Consegna 1:
Su quali punti, secondo il testo sulla politica commerciale di Biden, era centrata la revisione del NAFTA? Elencali tutti.
Consegna 2:
Riporta dal testo sulla politica commerciale di Biden il tratto che va da "Gli ostacoli per" fino a "partito del Presidente.".

Testo fornito:
———

Qualsiasi nuovo accordo commerciale dovrà rispondere a due condizioni fondamentali: essere costruito attorno a clausole che garantiscano le imprese statunitensi e i lavoratori dei Paesi coinvolti; e contenere meccanismi in grado di condizionare catene transnazionali di produzione nelle quali si punta a ridurre peso e influenza della Cina. Sotto Trump – e con il contributo fondamentale dei democratici al Congresso – è stato siglato un accordo che potrebbe servive da modello: la revisione del NAFTA con Messico e Canada (rinominato United States–Mexico–Canada Agreement, USMCA) entrata in vigore il luglio scorso. Revisione centrata sull’imposizione di tutele più stringenti dei lavoratori (e sull’obbligo di aumentare le retribuzioni di quelli occupati nel settore automobilistico), sull’aumento della percentuale totale di un dato bene prodotta nei tre Paesi necessaria per poter beneficiare di tariffe zero e sulla revisione di un sistema arbitrale che pareva favorire le compagnie private nelle loro vertenze con i governi. Un modello che, debitamente adattato, potrebbe essere riproposto nei negoziati con in partner europei e i cui principi debbono essere in una certa misura rispettati per poter trovare l’indispensabile sostegno interno, al Congresso e nell’opinione pubblica.
Gli ostacoli per la nuova Amministrazione
E questo ci porta però all’ultimo aspetto: i numerosi ostacoli che si frappongono ai progetti dell’amministrazione Biden. I democratici possono ancora sperare di conquistare una maggioranza al Senato che dipenderà dall’esito dei due ballottaggi in Georgia. Li vincessero entrambi, cosa possibile ma non probabile, il Senato sarebbe diviso con 50 senatori per parte e la maggioranza verrebbe garantita ai democratici dal voto della Vice-Presidente Kamala Harris. Una maggioranza che sarebbe fondamentale per poter definire l’agenda della Camera alta, ma di certo non sufficiente per promuovere un’ambiziosa agenda politica, soprattutto su questioni – come quelle economiche – che lacerano le diverse anime del partito del Presidente.

———

(Estratti dei dati)
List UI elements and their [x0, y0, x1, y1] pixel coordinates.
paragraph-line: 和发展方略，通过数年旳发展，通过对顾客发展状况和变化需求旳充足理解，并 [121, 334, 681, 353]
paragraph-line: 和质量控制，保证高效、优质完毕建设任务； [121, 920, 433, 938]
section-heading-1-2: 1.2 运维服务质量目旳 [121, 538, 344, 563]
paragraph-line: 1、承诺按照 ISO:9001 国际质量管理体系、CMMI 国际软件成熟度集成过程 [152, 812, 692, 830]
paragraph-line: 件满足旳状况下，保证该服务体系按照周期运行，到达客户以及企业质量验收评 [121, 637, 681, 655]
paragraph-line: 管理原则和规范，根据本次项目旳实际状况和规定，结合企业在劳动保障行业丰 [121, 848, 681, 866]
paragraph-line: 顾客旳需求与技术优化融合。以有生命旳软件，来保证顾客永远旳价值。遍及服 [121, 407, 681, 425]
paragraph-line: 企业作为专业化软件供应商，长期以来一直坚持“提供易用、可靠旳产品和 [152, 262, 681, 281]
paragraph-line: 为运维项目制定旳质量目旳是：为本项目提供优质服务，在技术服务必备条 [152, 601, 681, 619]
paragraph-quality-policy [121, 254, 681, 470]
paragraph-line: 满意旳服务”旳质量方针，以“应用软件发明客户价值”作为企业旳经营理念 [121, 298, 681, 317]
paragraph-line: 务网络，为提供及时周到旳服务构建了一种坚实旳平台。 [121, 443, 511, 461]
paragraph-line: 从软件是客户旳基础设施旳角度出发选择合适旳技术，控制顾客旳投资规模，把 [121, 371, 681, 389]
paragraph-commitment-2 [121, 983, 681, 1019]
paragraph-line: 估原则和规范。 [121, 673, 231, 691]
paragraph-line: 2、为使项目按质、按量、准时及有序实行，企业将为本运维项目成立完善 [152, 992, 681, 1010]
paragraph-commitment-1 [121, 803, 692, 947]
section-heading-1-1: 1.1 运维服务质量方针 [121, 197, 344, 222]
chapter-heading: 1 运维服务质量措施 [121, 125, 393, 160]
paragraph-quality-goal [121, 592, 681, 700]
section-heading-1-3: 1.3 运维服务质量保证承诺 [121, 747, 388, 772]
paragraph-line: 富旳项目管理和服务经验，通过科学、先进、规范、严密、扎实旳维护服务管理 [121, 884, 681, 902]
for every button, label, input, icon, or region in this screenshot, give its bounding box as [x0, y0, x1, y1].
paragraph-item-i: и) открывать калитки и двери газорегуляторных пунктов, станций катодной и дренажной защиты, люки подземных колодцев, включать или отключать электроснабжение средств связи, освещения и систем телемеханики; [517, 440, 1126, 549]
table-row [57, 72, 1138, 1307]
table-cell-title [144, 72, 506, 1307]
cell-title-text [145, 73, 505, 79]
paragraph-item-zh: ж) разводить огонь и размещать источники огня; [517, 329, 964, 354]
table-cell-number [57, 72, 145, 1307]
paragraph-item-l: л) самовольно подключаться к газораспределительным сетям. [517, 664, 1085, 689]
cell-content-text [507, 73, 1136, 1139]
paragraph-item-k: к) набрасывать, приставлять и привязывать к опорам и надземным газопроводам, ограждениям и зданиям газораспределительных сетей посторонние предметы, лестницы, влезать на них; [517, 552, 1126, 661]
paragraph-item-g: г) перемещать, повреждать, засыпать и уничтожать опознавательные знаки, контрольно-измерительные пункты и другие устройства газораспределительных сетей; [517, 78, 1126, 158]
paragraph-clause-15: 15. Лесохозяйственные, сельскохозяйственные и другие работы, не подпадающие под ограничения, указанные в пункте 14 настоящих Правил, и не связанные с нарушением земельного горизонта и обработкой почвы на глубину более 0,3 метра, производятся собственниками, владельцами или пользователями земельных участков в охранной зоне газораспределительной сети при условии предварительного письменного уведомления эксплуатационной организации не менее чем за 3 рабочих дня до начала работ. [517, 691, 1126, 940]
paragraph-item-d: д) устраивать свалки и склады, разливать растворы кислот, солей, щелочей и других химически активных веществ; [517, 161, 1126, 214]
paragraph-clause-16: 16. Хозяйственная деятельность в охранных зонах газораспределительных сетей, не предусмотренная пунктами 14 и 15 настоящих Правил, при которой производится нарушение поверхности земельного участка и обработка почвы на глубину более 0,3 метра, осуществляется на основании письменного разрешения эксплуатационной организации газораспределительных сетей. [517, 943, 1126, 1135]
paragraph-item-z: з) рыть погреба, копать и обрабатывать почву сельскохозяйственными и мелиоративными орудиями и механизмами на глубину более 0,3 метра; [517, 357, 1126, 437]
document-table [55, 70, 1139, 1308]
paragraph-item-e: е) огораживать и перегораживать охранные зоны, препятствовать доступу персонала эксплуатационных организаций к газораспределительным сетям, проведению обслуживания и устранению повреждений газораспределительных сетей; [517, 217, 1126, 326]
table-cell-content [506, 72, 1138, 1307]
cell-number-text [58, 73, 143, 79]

———

Soluzione 1:
- L'imposizione di tutele più stringenti dei lavoratori (con l'obbligo di aumentare le retribuzioni di quelli occupati nel settore automobilistico)
- L'aumento della percentuale totale di un dato bene prodotta nei tre Paesi necessaria per poter beneficiare di tariffe zero
- La revisione di un sistema arbitrale che pareva favorire le compagnie private nelle loro vertenze con i governi

Soluzione 2:
Gli ostacoli per la nuova Amministrazione
E questo ci porta però all’ultimo aspetto: i numerosi ostacoli che si frappongono ai progetti dell’amministrazione Biden. I democratici possono ancora sperare di conquistare una maggioranza al Senato che dipenderà dall’esito dei due ballottaggi in Georgia. Li vincessero entrambi, cosa possibile ma non probabile, il Senato sarebbe diviso con 50 senatori per parte e la maggioranza verrebbe garantita ai democratici dal voto della Vice-Presidente Kamala Harris. Una maggioranza che sarebbe fondamentale per poter definire l’agenda della Camera alta, ma di certo non sufficiente per promuovere un’ambiziosa agenda politica, soprattutto su questioni – come quelle economiche – che lacerano le diverse anime del partito del Presidente.